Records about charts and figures
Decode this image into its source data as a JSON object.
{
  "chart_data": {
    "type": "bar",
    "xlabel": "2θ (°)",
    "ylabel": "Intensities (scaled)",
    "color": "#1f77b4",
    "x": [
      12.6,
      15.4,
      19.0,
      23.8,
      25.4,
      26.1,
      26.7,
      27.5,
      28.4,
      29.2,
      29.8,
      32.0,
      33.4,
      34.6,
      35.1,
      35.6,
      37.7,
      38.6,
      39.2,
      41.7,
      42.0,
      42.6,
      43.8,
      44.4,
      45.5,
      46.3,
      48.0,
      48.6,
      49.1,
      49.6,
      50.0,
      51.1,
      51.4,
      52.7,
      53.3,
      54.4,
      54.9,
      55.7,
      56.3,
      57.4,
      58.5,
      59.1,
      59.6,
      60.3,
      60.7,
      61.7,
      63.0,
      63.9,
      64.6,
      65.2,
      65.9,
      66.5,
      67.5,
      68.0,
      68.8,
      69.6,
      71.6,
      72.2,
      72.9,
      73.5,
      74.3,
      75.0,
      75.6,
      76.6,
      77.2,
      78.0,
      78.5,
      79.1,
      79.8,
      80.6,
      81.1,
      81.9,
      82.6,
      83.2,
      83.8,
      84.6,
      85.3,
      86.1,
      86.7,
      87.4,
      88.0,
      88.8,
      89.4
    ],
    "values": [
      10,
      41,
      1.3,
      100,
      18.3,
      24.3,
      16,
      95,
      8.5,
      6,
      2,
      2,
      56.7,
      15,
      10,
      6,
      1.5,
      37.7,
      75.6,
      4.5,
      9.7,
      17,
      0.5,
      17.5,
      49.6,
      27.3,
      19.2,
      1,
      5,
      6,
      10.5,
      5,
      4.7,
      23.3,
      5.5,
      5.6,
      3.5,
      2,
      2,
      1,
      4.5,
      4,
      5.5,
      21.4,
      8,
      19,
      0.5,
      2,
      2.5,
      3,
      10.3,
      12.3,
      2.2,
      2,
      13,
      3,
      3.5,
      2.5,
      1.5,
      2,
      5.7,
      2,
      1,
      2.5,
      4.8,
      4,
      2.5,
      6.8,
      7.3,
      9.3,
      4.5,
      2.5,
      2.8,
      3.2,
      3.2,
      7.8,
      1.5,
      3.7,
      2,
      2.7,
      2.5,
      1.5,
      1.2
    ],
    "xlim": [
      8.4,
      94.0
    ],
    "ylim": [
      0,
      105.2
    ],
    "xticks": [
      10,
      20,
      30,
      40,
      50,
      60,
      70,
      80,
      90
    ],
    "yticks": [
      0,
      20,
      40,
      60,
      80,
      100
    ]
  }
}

Exercise brief: Reproduce the listing above word for word.

Response to the exercise:
Decode this image into its source data as a JSON object.
{
  "chart_data": {
    "type": "bar",
    "xlabel": "2θ (°)",
    "ylabel": "Intensities (scaled)",
    "color": "#1f77b4",
    "x": [
      12.6,
      15.4,
      19.0,
      23.8,
      25.4,
      26.1,
      26.7,
      27.5,
      28.4,
      29.2,
      29.8,
      32.0,
      33.4,
      34.6,
      35.1,
      35.6,
      37.7,
      38.6,
      39.2,
      41.7,
      42.0,
      42.6,
      43.8,
      44.4,
      45.5,
      46.3,
      48.0,
      48.6,
      49.1,
      49.6,
      50.0,
      51.1,
      51.4,
      52.7,
      53.3,
      54.4,
      54.9,
      55.7,
      56.3,
      57.4,
      58.5,
      59.1,
      59.6,
      60.3,
      60.7,
      61.7,
      63.0,
      63.9,
      64.6,
      65.2,
      65.9,
      66.5,
      67.5,
      68.0,
      68.8,
      69.6,
      71.6,
      72.2,
      72.9,
      73.5,
      74.3,
      75.0,
      75.6,
      76.6,
      77.2,
      78.0,
      78.5,
      79.1,
      79.8,
      80.6,
      81.1,
      81.9,
      82.6,
      83.2,
      83.8,
      84.6,
      85.3,
      86.1,
      86.7,
      87.4,
      88.0,
      88.8,
      89.4
    ],
    "values": [
      10,
      41,
      1.3,
      100,
      18.3,
      24.3,
      16,
      95,
      8.5,
      6,
      2,
      2,
      56.7,
      15,
      10,
      6,
      1.5,
      37.7,
      75.6,
      4.5,
      9.7,
      17,
      0.5,
      17.5,
      49.6,
      27.3,
      19.2,
      1,
      5,
      6,
      10.5,
      5,
      4.7,
      23.3,
      5.5,
      5.6,
      3.5,
      2,
      2,
      1,
      4.5,
      4,
      5.5,
      21.4,
      8,
      19,
      0.5,
      2,
      2.5,
      3,
      10.3,
      12.3,
      2.2,
      2,
      13,
      3,
      3.5,
      2.5,
      1.5,
      2,
      5.7,
      2,
      1,
      2.5,
      4.8,
      4,
      2.5,
      6.8,
      7.3,
      9.3,
      4.5,
      2.5,
      2.8,
      3.2,
      3.2,
      7.8,
      1.5,
      3.7,
      2,
      2.7,
      2.5,
      1.5,
      1.2
    ],
    "xlim": [
      8.4,
      94.0
    ],
    "ylim": [
      0,
      105.2
    ],
    "xticks": [
      10,
      20,
      30,
      40,
      50,
      60,
      70,
      80,
      90
    ],
    "yticks": [
      0,
      20,
      40,
      60,
      80,
      100
    ]
  }
}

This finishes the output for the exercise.